## Start Text excerpt

Charles Guyette, Godfather of American Fetish Art
Richard Pérez Seves
FetHistory
$9.99
174 pages
Language: English
ASIN: 1973773775
Isbn: 978-1973773771
@: buy it online
How can you not root for passionate underdogs? Take Richard Pérez Seves, the author of this and other books about the early fetish culture epitomized by John Willie, Stanton, Bettie Page and other household names for kinksters. While undoubtedly a truly great historian, he let his passion corner himself in a professionally unglamorous niche but doing so he is evidently realizing his dreams – and those of a small cadre of readers worldwide who are just as passionate as him about corsets, high heels and the such.
His latest work is about yet another passionate fellow, the relatively unknown Charles Guyette (1902-1976), and his fetish photos. Or, more precisely, the photos featuring his outrageous custom footwear and “theatrical props”, for Guyette was the prime supplier of the articles worn in almost all of the special interest pictures produced in the United States until the 1980s.
The book collects hundreds of such photos, but the truly interesting parts are those you won’t find on countless kinky websites too. More specifically, the few articles written about Guyette during his lifetime, and a series of interesting memorabilia such as the advertisements he published for decades under several pseudonyms to promote his business. Which become the basis to reconstruct his curious life.

## End Text excerpt
## Start Extracted entries

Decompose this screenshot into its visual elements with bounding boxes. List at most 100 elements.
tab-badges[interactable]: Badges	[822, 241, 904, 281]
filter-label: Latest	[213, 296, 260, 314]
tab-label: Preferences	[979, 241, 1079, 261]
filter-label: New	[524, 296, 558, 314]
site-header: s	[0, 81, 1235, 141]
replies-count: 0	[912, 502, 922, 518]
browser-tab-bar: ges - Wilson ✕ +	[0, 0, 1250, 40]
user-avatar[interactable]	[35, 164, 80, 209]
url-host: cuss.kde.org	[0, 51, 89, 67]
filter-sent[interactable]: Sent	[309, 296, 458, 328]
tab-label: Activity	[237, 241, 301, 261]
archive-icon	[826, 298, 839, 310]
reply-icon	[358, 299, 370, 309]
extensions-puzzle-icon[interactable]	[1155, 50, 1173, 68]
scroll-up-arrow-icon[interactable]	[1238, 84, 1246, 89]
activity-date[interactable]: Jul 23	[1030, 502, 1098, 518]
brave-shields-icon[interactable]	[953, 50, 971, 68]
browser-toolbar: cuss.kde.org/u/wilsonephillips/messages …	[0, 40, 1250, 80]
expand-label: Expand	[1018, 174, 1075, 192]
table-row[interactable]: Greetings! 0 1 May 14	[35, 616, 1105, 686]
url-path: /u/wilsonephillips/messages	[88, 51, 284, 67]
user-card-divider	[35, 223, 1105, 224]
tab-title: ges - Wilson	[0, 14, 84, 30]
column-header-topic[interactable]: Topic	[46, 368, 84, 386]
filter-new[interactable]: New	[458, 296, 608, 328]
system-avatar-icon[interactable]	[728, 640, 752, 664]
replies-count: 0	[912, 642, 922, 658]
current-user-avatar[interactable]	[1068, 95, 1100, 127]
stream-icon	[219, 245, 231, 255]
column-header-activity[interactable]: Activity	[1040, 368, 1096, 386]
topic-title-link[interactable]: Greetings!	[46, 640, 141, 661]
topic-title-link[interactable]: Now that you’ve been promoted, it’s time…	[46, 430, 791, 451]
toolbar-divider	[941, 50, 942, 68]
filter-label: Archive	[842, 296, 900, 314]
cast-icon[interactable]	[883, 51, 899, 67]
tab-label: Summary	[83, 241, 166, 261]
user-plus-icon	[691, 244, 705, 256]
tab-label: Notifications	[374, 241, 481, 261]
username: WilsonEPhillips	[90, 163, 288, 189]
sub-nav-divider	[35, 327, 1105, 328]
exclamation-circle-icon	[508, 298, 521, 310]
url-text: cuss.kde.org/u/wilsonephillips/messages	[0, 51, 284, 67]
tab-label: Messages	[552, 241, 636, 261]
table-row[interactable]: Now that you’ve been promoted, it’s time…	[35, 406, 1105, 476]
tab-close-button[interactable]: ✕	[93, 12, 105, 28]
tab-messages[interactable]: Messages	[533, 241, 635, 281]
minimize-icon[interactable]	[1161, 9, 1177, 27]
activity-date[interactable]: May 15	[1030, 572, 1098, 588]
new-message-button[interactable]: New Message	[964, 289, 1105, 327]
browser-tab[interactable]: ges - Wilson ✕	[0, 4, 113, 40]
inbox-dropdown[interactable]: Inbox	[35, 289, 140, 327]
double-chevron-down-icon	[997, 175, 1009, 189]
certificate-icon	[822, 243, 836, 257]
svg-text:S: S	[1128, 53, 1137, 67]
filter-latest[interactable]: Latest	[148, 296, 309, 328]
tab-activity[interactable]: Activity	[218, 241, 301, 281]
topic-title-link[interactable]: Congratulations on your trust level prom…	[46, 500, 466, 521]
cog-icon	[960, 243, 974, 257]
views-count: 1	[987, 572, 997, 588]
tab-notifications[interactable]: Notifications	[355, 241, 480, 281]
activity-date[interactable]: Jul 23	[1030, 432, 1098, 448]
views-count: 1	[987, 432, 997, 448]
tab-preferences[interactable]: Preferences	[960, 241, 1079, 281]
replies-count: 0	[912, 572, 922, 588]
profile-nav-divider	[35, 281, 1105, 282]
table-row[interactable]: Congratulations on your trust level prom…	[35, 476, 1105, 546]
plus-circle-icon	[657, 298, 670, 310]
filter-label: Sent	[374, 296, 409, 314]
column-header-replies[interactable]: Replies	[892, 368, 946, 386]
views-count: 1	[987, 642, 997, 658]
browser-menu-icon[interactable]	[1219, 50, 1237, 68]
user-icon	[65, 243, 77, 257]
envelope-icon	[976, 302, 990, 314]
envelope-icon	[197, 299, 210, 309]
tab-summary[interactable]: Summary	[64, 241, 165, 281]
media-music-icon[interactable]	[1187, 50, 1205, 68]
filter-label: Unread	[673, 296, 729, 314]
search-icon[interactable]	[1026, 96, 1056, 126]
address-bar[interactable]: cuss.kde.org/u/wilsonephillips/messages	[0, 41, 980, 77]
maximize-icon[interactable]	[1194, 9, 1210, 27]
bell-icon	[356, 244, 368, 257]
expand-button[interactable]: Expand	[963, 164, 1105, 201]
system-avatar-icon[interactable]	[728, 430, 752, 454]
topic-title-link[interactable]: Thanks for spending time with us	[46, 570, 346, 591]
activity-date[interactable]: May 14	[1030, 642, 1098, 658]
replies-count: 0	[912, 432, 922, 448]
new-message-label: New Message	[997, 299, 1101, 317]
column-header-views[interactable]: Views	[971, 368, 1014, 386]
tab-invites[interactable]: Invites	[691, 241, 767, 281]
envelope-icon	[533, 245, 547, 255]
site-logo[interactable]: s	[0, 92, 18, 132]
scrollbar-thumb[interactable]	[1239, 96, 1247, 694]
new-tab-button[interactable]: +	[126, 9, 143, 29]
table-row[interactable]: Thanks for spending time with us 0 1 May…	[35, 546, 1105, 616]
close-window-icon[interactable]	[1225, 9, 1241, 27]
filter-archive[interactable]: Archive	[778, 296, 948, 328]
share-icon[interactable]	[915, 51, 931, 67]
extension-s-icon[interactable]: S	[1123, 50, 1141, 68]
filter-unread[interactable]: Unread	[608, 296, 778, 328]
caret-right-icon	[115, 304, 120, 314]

## End Extracted entries

Goals:
A - Print the Charles Guyette book review in full, word for word.
B - Arrange the entries as a numbered list, starting at the very first entry and ending at the one that contains "368, 84, 386]", with both of those included and blank lines left out.

Outputs by task:
A -
Charles Guyette, Godfather of American Fetish Art
Richard Pérez Seves
FetHistory
$9.99
174 pages
Language: English
ASIN: 1973773775
Isbn: 978-1973773771
@: buy it online
How can you not root for passionate underdogs? Take Richard Pérez Seves, the author of this and other books about the early fetish culture epitomized by John Willie, Stanton, Bettie Page and other household names for kinksters. While undoubtedly a truly great historian, he let his passion corner himself in a professionally unglamorous niche but doing so he is evidently realizing his dreams – and those of a small cadre of readers worldwide who are just as passionate as him about corsets, high heels and the such.
His latest work is about yet another passionate fellow, the relatively unknown Charles Guyette (1902-1976), and his fetish photos. Or, more precisely, the photos featuring his outrageous custom footwear and “theatrical props”, for Guyette was the prime supplier of the articles worn in almost all of the special interest pictures produced in the United States until the 1980s.
The book collects hundreds of such photos, but the truly interesting parts are those you won’t find on countless kinky websites too. More specifically, the few articles written about Guyette during his lifetime, and a series of interesting memorabilia such as the advertisements he published for decades under several pseudonyms to promote his business. Which become the basis to reconstruct his curious life.

B -
1. Decompose this screenshot into its visual elements with bounding boxes. List at most 100 elements.
2. tab-badges[interactable]: Badges	[822, 241, 904, 281]
3. filter-label: Latest	[213, 296, 260, 314]
4. tab-label: Preferences	[979, 241, 1079, 261]
5. filter-label: New	[524, 296, 558, 314]
6. site-header: s	[0, 81, 1235, 141]
7. replies-count: 0	[912, 502, 922, 518]
8. browser-tab-bar: ges - Wilson ✕ +	[0, 0, 1250, 40]
9. user-avatar[interactable]	[35, 164, 80, 209]
10. url-host: cuss.kde.org	[0, 51, 89, 67]
11. filter-sent[interactable]: Sent	[309, 296, 458, 328]
12. tab-label: Activity	[237, 241, 301, 261]
13. archive-icon	[826, 298, 839, 310]
14. reply-icon	[358, 299, 370, 309]
15. extensions-puzzle-icon[interactable]	[1155, 50, 1173, 68]
16. scroll-up-arrow-icon[interactable]	[1238, 84, 1246, 89]
17. activity-date[interactable]: Jul 23	[1030, 502, 1098, 518]
18. brave-shields-icon[interactable]	[953, 50, 971, 68]
19. browser-toolbar: cuss.kde.org/u/wilsonephillips/messages …	[0, 40, 1250, 80]
20. expand-label: Expand	[1018, 174, 1075, 192]
21. table-row[interactable]: Greetings! 0 1 May 14	[35, 616, 1105, 686]
22. url-path: /u/wilsonephillips/messages	[88, 51, 284, 67]
23. user-card-divider	[35, 223, 1105, 224]
24. tab-title: ges - Wilson	[0, 14, 84, 30]
25. column-header-topic[interactable]: Topic	[46, 368, 84, 386]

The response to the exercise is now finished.